Aim of the task: Return every line of the material exactly.

Dataset excerpts:
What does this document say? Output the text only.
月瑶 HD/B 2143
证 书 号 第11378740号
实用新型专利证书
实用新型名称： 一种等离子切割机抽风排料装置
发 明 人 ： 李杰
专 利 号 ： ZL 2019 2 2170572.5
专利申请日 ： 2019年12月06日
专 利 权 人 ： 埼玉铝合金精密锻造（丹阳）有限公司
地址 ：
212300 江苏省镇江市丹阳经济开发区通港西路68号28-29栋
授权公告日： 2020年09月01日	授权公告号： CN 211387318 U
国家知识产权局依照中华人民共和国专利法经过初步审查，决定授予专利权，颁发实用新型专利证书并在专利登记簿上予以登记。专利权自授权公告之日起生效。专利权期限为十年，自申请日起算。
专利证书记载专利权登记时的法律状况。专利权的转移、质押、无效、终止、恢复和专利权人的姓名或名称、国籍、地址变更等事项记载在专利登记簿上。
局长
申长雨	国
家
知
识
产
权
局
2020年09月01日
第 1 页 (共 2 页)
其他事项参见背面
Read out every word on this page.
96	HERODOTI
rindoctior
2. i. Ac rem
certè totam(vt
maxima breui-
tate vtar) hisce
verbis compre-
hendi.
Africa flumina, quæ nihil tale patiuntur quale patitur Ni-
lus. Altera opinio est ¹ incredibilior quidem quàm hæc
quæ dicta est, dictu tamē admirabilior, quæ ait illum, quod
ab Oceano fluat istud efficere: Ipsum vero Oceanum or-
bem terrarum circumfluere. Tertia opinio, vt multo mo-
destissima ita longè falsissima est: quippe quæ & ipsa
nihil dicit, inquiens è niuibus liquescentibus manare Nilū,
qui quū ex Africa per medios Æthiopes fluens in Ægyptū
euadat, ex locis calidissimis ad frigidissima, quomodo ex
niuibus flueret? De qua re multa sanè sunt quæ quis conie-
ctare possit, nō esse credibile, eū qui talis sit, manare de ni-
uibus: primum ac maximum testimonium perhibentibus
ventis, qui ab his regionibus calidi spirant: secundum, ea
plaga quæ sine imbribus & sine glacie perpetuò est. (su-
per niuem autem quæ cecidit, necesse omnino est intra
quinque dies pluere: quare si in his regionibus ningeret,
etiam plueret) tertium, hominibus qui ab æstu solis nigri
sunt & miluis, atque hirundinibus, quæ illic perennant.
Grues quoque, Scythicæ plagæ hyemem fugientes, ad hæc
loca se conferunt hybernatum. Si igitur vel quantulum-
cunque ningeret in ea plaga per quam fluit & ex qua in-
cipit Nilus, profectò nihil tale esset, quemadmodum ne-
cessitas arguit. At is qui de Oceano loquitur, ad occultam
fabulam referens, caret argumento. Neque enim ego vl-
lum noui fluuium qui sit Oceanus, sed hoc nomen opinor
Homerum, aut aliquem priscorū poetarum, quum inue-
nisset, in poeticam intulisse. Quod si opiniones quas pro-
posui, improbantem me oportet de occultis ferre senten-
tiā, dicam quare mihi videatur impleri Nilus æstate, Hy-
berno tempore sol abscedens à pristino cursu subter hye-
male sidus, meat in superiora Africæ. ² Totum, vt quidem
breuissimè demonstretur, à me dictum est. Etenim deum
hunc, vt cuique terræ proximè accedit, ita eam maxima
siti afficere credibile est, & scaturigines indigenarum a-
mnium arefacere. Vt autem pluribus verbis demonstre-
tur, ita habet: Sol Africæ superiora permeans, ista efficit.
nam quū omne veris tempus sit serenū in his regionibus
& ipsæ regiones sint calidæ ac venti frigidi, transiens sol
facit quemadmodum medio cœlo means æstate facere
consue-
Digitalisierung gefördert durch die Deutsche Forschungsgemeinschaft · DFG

Answer to the problem:
What does this document say? Output the text only.
月瑶 HD/B 2143
证 书 号 第11378740号
实用新型专利证书
实用新型名称： 一种等离子切割机抽风排料装置
发 明 人 ： 李杰
专 利 号 ： ZL 2019 2 2170572.5
专利申请日 ： 2019年12月06日
专 利 权 人 ： 埼玉铝合金精密锻造（丹阳）有限公司
地址 ：
212300 江苏省镇江市丹阳经济开发区通港西路68号28-29栋
授权公告日： 2020年09月01日	授权公告号： CN 211387318 U
国家知识产权局依照中华人民共和国专利法经过初步审查，决定授予专利权，颁发实用新型专利证书并在专利登记簿上予以登记。专利权自授权公告之日起生效。专利权期限为十年，自申请日起算。
专利证书记载专利权登记时的法律状况。专利权的转移、质押、无效、终止、恢复和专利权人的姓名或名称、国籍、地址变更等事项记载在专利登记簿上。
局长
申长雨	国
家
知
识
产
权
局
2020年09月01日
第 1 页 (共 2 页)
其他事项参见背面
Read out every word on this page.
96	HERODOTI
rindoctior
2. i. Ac rem
certè totam(vt
maxima breui-
tate vtar) hisce
verbis compre-
hendi.
Africa flumina, quæ nihil tale patiuntur quale patitur Ni-
lus. Altera opinio est ¹ incredibilior quidem quàm hæc
quæ dicta est, dictu tamē admirabilior, quæ ait illum, quod
ab Oceano fluat istud efficere: Ipsum vero Oceanum or-
bem terrarum circumfluere. Tertia opinio, vt multo mo-
destissima ita longè falsissima est: quippe quæ & ipsa
nihil dicit, inquiens è niuibus liquescentibus manare Nilū,
qui quū ex Africa per medios Æthiopes fluens in Ægyptū
euadat, ex locis calidissimis ad frigidissima, quomodo ex
niuibus flueret? De qua re multa sanè sunt quæ quis conie-
ctare possit, nō esse credibile, eū qui talis sit, manare de ni-
uibus: primum ac maximum testimonium perhibentibus
ventis, qui ab his regionibus calidi spirant: secundum, ea
plaga quæ sine imbribus & sine glacie perpetuò est. (su-
per niuem autem quæ cecidit, necesse omnino est intra
quinque dies pluere: quare si in his regionibus ningeret,
etiam plueret) tertium, hominibus qui ab æstu solis nigri
sunt & miluis, atque hirundinibus, quæ illic perennant.
Grues quoque, Scythicæ plagæ hyemem fugientes, ad hæc
loca se conferunt hybernatum. Si igitur vel quantulum-
cunque ningeret in ea plaga per quam fluit & ex qua in-
cipit Nilus, profectò nihil tale esset, quemadmodum ne-
cessitas arguit. At is qui de Oceano loquitur, ad occultam
fabulam referens, caret argumento. Neque enim ego vl-
lum noui fluuium qui sit Oceanus, sed hoc nomen opinor
Homerum, aut aliquem priscorū poetarum, quum inue-
nisset, in poeticam intulisse. Quod si opiniones quas pro-
posui, improbantem me oportet de occultis ferre senten-
tiā, dicam quare mihi videatur impleri Nilus æstate, Hy-
berno tempore sol abscedens à pristino cursu subter hye-
male sidus, meat in superiora Africæ. ² Totum, vt quidem
breuissimè demonstretur, à me dictum est. Etenim deum
hunc, vt cuique terræ proximè accedit, ita eam maxima
siti afficere credibile est, & scaturigines indigenarum a-
mnium arefacere. Vt autem pluribus verbis demonstre-
tur, ita habet: Sol Africæ superiora permeans, ista efficit.
nam quū omne veris tempus sit serenū in his regionibus
& ipsæ regiones sint calidæ ac venti frigidi, transiens sol
facit quemadmodum medio cœlo means æstate facere
consue-
Digitalisierung gefördert durch die Deutsche Forschungsgemeinschaft · DFG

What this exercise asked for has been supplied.